* _DATASET EXCERPTS_
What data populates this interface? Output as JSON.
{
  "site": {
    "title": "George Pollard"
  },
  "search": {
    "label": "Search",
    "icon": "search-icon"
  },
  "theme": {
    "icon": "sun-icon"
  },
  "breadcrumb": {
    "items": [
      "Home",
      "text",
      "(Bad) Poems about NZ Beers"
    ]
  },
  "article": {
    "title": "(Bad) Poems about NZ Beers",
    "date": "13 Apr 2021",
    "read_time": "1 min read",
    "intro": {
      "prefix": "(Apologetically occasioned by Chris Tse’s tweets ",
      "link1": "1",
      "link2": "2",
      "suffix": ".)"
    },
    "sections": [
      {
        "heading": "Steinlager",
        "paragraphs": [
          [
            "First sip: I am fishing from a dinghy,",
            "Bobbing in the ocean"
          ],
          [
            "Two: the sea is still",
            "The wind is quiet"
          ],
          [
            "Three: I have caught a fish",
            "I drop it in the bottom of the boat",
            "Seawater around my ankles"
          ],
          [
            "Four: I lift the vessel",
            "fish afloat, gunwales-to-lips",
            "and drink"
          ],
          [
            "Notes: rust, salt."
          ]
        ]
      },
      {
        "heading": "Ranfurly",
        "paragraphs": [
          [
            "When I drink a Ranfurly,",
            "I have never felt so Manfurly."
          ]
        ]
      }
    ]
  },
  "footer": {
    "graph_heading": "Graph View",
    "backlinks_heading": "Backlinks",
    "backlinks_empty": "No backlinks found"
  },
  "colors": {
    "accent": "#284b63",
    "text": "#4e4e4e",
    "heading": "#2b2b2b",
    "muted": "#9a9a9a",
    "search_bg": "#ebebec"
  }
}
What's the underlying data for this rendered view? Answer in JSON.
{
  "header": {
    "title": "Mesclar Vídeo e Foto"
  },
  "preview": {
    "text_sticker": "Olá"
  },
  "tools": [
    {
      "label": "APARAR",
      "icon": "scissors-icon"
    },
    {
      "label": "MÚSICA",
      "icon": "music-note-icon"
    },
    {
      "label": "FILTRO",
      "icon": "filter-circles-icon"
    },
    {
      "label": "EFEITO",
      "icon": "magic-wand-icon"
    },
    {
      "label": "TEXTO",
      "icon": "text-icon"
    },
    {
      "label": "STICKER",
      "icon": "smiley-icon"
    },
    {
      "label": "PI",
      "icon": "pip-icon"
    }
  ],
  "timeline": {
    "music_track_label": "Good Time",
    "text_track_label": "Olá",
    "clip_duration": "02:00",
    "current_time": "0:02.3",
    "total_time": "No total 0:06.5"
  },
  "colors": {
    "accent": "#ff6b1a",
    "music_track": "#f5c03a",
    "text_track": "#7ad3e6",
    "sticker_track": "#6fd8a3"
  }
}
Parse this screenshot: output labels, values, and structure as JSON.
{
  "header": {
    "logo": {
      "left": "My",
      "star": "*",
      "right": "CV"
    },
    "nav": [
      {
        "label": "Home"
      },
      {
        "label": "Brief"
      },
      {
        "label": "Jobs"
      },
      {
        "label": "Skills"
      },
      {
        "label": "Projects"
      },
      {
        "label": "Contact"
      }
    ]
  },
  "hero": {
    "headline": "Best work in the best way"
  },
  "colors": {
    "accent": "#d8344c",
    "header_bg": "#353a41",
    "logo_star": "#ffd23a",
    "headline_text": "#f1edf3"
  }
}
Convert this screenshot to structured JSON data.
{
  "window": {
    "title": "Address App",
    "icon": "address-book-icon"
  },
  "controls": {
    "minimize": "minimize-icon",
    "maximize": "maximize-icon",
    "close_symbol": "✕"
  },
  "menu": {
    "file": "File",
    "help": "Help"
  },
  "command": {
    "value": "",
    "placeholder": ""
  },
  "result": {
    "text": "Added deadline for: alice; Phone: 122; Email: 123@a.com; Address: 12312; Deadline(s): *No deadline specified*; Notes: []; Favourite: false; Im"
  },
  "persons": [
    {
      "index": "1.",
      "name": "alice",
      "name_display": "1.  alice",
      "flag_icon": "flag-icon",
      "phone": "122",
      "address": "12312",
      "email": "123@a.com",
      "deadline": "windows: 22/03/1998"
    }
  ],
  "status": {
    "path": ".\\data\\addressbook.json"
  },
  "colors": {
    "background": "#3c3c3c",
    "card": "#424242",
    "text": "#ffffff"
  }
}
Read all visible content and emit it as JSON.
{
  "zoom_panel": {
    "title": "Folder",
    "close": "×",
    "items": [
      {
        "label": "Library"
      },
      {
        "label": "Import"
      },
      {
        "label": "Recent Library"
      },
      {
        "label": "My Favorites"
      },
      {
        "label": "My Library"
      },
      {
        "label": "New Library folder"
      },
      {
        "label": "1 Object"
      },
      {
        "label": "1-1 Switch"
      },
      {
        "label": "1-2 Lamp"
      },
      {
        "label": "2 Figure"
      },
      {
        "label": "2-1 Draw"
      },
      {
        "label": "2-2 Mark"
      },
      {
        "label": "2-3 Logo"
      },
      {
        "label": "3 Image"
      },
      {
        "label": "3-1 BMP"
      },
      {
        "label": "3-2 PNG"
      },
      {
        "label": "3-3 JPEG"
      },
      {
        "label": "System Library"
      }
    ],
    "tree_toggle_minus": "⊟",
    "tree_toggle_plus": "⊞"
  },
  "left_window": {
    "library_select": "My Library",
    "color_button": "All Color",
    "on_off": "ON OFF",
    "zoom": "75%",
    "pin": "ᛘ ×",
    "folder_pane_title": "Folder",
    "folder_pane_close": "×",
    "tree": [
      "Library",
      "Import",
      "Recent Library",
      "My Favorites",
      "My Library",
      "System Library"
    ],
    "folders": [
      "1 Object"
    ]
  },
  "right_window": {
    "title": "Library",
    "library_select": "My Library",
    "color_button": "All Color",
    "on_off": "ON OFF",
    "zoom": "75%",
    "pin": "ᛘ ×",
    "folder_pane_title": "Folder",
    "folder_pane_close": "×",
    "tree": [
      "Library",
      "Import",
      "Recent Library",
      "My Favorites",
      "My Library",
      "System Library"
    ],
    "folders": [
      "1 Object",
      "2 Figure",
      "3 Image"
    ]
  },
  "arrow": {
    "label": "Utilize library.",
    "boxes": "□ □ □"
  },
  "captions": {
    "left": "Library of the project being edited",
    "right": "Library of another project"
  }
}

* _DIRECTIVE_
Go through the records above, find every line with the word "about", and list those lines.

* _COMPLETE OUTPUT_
      "(Bad) Poems about NZ Beers"
    "title": "(Bad) Poems about NZ Beers",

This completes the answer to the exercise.